**** MATERIAL FOR THIS EXERCISE
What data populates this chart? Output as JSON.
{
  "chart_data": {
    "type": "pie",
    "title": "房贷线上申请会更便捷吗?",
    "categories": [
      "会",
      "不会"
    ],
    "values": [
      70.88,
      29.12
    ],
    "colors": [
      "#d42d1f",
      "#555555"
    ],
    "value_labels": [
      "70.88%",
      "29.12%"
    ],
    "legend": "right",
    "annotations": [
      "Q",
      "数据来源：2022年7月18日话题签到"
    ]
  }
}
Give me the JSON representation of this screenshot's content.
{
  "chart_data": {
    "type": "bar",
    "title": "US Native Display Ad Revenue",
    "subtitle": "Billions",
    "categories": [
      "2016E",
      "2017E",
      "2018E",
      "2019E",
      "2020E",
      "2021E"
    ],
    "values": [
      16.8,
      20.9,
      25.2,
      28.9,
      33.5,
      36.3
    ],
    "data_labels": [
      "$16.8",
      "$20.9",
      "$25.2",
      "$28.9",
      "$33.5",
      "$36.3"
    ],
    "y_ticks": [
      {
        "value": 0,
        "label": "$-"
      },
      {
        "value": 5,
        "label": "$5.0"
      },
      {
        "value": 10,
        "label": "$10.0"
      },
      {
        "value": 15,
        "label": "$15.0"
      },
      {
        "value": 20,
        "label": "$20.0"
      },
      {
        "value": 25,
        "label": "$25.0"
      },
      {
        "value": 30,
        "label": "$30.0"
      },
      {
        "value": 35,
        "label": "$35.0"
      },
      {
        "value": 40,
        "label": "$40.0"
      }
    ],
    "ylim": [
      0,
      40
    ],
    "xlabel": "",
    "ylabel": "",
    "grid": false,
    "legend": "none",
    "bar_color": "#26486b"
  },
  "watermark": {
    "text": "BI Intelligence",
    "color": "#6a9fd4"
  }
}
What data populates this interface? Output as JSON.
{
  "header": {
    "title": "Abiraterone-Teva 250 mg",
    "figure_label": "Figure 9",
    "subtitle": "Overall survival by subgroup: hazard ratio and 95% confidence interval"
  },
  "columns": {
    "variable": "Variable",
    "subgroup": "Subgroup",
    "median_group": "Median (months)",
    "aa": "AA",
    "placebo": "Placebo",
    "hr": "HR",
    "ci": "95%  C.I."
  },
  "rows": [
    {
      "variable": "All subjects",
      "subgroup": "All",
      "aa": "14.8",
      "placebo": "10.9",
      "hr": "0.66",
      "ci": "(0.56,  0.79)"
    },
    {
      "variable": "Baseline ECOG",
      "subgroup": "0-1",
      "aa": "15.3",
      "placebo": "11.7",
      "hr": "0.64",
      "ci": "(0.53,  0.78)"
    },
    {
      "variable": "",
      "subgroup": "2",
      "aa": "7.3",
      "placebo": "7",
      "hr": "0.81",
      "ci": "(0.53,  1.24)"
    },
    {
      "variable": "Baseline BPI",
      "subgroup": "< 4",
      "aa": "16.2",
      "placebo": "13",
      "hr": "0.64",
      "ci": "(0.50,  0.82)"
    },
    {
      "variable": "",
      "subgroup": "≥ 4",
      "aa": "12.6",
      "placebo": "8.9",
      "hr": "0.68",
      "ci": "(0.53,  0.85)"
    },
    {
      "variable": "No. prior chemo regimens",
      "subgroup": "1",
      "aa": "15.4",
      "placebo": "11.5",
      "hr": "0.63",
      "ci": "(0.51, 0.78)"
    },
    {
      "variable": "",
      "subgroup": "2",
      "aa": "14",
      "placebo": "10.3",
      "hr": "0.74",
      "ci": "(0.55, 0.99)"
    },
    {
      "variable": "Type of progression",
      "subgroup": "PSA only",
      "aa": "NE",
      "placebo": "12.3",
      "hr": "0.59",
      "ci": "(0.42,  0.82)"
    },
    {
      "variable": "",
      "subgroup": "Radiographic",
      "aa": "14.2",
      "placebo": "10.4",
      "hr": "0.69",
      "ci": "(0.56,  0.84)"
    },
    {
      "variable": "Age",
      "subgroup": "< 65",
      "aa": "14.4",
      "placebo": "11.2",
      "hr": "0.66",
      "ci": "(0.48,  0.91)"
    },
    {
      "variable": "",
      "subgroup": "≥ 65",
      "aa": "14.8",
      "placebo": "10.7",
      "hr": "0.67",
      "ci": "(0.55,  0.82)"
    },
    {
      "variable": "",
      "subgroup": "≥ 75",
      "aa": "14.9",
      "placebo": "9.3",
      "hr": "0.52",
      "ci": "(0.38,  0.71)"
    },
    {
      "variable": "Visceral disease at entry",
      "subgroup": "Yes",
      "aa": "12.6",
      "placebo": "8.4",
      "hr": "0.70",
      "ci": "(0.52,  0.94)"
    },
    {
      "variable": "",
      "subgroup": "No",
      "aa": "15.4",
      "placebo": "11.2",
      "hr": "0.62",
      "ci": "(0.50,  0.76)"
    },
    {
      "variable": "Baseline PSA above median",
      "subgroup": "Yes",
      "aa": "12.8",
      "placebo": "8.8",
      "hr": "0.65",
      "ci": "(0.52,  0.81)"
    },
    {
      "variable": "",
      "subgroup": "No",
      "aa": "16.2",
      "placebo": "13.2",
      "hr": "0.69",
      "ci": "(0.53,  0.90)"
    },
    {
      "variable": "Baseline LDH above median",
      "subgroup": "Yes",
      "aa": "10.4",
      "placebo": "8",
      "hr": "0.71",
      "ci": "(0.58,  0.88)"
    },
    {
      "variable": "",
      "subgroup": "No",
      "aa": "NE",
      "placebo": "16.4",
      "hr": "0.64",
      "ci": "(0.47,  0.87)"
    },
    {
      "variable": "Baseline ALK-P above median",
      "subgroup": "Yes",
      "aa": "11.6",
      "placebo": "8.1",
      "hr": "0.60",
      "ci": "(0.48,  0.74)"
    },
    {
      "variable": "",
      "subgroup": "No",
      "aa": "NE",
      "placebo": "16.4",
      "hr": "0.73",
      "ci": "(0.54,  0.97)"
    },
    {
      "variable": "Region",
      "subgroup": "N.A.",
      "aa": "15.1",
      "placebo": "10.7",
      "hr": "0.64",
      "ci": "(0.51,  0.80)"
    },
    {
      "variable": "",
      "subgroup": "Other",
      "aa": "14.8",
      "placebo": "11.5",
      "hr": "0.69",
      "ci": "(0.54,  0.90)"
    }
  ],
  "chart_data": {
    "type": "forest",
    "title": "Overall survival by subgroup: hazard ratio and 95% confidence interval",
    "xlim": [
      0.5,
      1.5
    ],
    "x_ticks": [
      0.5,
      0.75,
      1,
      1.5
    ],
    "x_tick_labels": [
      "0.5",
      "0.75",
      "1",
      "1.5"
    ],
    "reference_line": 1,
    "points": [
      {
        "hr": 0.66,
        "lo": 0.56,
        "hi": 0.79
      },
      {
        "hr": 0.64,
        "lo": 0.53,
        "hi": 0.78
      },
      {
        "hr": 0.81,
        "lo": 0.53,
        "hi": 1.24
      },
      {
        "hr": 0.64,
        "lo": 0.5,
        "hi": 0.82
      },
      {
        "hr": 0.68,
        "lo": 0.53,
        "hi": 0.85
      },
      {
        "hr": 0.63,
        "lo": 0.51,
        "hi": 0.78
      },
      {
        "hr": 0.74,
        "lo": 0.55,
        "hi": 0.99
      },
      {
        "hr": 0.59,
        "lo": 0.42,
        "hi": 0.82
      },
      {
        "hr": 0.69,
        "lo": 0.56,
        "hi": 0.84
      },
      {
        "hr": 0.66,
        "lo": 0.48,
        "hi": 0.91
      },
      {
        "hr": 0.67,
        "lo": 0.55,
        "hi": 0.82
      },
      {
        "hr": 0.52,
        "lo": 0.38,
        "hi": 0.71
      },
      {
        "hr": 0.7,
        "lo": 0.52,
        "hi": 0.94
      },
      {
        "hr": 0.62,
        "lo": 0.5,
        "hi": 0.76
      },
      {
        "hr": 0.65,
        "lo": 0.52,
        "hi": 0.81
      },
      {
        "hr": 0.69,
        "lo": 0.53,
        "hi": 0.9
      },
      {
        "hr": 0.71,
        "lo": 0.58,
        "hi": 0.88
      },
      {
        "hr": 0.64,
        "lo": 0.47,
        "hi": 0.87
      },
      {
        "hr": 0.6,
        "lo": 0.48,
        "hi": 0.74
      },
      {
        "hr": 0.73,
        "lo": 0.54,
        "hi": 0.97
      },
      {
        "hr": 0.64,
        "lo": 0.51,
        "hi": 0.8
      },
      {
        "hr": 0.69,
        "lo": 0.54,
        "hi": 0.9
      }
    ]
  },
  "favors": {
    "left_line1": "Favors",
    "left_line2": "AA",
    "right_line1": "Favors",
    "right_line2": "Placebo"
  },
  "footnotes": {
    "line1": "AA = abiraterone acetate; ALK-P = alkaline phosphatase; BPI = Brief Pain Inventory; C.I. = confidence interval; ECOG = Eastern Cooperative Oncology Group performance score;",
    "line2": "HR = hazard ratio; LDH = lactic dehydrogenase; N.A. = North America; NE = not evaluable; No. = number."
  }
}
********
Scan the records above for the string "JSON", then select every line that holds it.

## OUTPUT FOR THIS TASK
What data populates this chart? Output as JSON.
Give me the JSON representation of this screenshot's content.
What data populates this interface? Output as JSON.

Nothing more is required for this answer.